■ DATA SHOWN:
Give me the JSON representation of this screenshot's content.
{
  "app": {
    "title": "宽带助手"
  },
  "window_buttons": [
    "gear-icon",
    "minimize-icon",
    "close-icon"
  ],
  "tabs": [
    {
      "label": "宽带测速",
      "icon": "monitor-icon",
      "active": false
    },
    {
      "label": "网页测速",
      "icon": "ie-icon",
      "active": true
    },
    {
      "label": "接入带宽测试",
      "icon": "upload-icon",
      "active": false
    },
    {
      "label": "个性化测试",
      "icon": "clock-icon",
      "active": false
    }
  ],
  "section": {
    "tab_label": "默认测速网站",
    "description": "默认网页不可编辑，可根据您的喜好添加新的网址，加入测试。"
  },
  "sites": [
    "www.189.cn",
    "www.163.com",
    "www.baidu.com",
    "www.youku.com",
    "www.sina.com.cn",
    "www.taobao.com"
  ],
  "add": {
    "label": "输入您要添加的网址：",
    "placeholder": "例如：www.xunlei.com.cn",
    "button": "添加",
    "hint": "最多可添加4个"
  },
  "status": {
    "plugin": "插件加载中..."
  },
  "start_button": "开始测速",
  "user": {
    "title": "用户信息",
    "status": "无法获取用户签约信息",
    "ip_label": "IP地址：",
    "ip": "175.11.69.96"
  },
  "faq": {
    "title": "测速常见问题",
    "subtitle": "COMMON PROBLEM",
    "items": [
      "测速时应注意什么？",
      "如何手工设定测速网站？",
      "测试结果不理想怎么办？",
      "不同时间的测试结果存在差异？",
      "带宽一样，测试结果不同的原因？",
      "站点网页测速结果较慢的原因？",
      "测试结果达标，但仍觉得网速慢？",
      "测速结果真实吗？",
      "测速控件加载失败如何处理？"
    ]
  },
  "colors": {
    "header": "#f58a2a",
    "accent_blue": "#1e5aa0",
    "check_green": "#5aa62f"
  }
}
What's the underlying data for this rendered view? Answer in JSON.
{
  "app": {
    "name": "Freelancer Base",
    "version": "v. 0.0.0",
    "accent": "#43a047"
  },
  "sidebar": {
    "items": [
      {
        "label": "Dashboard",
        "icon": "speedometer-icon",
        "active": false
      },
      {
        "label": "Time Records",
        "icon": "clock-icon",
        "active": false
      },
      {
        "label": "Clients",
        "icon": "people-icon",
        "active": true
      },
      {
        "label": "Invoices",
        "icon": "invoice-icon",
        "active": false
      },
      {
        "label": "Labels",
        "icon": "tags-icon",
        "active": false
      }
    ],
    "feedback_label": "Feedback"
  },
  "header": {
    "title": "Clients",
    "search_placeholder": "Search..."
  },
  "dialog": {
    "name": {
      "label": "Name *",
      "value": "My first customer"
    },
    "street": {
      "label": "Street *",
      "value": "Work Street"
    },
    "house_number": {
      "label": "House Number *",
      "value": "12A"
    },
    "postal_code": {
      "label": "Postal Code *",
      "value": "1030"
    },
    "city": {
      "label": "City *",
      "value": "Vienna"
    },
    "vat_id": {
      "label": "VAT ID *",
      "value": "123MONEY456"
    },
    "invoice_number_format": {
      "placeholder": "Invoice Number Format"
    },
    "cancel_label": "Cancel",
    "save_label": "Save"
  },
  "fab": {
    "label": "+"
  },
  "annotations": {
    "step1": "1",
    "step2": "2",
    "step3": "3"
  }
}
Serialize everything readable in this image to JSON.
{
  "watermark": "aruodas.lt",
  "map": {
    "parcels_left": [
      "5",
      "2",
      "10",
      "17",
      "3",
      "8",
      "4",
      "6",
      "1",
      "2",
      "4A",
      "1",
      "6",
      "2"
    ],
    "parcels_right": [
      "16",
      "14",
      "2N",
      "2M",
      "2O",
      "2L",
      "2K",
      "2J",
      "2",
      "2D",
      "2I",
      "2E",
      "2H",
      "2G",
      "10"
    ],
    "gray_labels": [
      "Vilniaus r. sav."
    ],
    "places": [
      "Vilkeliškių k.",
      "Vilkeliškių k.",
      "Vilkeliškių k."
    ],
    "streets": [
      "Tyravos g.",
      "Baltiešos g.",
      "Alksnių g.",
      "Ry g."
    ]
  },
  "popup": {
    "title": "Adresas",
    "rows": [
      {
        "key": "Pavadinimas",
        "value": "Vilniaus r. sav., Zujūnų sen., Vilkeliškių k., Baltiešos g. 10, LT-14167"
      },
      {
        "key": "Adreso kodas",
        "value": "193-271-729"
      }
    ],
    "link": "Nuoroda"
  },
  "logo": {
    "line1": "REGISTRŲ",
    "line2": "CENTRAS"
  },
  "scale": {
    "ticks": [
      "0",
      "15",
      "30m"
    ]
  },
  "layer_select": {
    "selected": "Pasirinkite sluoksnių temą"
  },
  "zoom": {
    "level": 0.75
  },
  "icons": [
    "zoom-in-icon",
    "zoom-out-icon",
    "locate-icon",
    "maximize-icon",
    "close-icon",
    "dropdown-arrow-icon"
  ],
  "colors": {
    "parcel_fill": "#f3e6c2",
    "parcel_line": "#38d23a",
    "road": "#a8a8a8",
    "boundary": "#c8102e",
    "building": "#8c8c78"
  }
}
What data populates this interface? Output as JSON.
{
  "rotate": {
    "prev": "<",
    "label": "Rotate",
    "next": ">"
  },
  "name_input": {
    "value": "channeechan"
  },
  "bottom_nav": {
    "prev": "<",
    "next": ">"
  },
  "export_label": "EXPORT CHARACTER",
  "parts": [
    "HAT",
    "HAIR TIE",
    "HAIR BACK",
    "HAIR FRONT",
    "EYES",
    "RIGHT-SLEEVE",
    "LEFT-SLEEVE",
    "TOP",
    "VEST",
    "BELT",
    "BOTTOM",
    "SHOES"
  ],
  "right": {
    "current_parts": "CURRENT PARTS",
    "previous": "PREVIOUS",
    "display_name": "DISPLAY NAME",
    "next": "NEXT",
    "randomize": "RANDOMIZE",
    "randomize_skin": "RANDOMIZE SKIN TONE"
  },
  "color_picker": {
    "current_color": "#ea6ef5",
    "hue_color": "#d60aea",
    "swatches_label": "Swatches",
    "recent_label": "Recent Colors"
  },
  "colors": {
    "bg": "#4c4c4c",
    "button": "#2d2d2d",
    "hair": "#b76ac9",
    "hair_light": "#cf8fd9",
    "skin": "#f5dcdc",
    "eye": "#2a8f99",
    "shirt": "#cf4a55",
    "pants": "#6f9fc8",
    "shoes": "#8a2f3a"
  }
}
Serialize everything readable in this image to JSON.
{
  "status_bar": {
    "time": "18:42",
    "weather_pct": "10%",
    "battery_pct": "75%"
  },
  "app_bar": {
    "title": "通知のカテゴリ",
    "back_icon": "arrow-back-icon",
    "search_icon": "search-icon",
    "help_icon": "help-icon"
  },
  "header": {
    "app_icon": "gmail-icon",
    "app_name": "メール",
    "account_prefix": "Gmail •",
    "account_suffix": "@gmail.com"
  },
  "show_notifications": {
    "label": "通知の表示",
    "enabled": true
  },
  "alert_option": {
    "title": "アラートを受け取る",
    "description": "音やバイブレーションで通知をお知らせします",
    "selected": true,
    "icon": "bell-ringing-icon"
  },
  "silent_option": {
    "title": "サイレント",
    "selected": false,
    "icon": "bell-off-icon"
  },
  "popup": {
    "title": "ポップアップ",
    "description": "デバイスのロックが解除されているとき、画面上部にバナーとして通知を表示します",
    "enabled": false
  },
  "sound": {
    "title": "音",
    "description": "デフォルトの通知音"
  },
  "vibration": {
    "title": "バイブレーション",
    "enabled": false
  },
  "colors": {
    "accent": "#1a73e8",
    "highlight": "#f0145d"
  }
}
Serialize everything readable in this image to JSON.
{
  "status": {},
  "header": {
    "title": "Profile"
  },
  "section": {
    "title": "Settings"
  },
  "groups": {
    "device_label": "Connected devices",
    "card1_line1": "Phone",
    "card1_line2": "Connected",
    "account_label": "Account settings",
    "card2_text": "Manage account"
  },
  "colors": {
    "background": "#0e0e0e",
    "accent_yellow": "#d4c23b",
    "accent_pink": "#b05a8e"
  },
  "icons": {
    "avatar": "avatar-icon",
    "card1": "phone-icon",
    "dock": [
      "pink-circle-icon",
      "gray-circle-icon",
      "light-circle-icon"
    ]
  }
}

■ REQUIRED WORK: Look through the listing and extract every line with "description" in it.

■ REPLY TO THE EXERCISE:
    "description": "默认网页不可编辑，可根据您的喜好添加新的网址，加入测试。"
    "description": "音やバイブレーションで通知をお知らせします",
    "description": "デバイスのロックが解除されているとき、画面上部にバナーとして通知を表示します",
    "description": "デフォルトの通知音"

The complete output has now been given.